- _Task description_
Spot every line with the word "this" and return it.

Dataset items
════════════════
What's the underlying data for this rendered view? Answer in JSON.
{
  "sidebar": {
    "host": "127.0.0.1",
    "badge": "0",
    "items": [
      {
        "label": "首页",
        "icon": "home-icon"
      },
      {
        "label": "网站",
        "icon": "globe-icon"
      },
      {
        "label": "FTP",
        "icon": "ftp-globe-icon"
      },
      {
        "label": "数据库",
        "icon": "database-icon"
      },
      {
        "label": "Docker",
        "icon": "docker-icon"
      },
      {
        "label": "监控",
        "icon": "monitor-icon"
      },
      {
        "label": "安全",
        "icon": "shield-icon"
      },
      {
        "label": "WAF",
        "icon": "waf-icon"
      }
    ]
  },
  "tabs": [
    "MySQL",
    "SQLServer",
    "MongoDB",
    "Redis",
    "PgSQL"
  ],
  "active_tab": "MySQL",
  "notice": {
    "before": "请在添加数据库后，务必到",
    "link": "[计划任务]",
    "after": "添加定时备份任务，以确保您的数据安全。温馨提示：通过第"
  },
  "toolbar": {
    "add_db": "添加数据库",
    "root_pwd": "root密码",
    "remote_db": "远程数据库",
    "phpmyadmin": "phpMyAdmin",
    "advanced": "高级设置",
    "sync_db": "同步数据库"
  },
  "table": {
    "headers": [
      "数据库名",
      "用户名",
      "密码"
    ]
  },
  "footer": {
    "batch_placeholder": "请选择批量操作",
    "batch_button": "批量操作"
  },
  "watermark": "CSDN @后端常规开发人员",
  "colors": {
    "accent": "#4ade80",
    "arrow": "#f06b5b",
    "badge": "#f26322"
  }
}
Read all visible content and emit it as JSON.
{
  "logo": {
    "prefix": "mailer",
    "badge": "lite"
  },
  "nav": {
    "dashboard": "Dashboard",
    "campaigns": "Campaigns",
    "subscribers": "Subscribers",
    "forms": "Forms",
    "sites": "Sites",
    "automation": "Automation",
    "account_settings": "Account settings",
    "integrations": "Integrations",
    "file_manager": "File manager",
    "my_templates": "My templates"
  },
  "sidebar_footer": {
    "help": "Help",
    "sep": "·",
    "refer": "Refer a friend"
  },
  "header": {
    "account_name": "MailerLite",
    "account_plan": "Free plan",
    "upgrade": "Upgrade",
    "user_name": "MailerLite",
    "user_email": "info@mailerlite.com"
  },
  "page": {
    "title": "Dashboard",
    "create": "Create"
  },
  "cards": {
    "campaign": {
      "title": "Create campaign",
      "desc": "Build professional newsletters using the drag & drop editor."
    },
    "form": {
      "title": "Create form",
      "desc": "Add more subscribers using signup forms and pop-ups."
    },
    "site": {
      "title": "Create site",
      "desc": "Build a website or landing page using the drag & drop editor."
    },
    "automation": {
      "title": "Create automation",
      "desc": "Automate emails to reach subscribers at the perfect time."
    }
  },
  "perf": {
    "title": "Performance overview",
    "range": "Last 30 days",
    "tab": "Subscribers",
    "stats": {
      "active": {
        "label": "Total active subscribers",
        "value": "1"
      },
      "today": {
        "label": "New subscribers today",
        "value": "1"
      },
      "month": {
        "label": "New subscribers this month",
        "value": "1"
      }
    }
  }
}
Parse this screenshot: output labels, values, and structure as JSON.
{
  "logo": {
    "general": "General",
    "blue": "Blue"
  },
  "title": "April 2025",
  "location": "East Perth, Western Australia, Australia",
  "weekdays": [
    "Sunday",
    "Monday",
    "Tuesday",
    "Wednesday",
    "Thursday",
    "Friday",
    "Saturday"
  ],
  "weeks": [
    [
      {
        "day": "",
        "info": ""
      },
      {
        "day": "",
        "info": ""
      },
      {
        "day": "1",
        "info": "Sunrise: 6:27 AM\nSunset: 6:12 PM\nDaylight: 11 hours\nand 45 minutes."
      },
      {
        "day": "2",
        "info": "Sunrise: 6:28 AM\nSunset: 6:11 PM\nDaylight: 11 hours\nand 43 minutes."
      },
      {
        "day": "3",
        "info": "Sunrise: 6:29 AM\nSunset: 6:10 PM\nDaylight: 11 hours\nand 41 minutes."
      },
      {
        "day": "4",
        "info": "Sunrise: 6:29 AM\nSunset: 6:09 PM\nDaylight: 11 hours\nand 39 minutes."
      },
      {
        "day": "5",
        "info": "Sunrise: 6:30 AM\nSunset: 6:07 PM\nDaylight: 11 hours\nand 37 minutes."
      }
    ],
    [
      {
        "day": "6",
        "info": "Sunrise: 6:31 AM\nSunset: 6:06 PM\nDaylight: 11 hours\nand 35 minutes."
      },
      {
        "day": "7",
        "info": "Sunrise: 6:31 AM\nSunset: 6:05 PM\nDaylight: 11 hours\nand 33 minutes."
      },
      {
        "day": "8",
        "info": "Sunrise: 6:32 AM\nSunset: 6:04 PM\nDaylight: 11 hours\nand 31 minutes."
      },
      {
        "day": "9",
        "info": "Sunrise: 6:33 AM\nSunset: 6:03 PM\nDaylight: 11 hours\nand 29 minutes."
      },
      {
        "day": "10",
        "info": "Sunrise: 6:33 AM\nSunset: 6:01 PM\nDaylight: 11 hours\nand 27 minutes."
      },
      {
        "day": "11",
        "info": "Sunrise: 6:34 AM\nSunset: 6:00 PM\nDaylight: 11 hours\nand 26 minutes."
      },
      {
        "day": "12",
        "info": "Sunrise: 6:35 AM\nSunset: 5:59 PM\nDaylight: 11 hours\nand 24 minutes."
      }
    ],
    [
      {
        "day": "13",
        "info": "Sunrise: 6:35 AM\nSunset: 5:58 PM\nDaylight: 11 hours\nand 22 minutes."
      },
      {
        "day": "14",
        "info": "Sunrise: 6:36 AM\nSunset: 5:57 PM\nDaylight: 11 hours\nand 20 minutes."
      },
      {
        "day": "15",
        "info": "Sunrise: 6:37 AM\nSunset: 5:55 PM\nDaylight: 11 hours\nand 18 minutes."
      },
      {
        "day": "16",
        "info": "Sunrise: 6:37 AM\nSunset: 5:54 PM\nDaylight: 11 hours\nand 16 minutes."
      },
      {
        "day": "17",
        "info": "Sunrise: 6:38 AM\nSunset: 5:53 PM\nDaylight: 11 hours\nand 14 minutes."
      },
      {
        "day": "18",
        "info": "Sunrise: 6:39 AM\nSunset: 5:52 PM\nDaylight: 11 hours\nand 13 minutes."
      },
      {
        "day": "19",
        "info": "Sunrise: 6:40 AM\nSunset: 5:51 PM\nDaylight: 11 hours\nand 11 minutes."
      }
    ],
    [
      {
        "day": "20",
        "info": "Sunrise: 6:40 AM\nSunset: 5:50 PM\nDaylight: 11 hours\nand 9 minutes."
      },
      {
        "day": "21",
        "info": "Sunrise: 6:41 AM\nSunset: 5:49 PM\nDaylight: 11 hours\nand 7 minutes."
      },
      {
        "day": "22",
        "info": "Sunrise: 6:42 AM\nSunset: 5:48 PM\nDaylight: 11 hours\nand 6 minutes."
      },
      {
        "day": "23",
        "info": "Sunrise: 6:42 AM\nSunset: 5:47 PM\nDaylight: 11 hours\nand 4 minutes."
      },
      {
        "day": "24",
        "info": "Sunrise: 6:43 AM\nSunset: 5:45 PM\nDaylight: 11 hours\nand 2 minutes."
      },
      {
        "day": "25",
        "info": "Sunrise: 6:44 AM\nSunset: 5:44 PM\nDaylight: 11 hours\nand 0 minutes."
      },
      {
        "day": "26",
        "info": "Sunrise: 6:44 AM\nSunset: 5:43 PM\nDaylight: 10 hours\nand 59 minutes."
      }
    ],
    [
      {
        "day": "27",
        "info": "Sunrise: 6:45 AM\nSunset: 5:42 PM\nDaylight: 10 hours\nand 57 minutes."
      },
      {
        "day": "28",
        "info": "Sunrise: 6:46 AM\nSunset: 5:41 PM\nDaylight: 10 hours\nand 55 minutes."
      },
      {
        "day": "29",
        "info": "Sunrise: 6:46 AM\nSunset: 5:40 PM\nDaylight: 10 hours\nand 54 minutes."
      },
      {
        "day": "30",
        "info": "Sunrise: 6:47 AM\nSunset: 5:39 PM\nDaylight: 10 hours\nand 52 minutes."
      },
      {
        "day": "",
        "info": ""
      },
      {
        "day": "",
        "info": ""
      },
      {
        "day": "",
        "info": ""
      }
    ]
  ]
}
════════════════
- _Right answer_
What's the underlying data for this rendered view? Answer in JSON.
        "label": "New subscribers this month",
Parse this screenshot: output labels, values, and structure as JSON.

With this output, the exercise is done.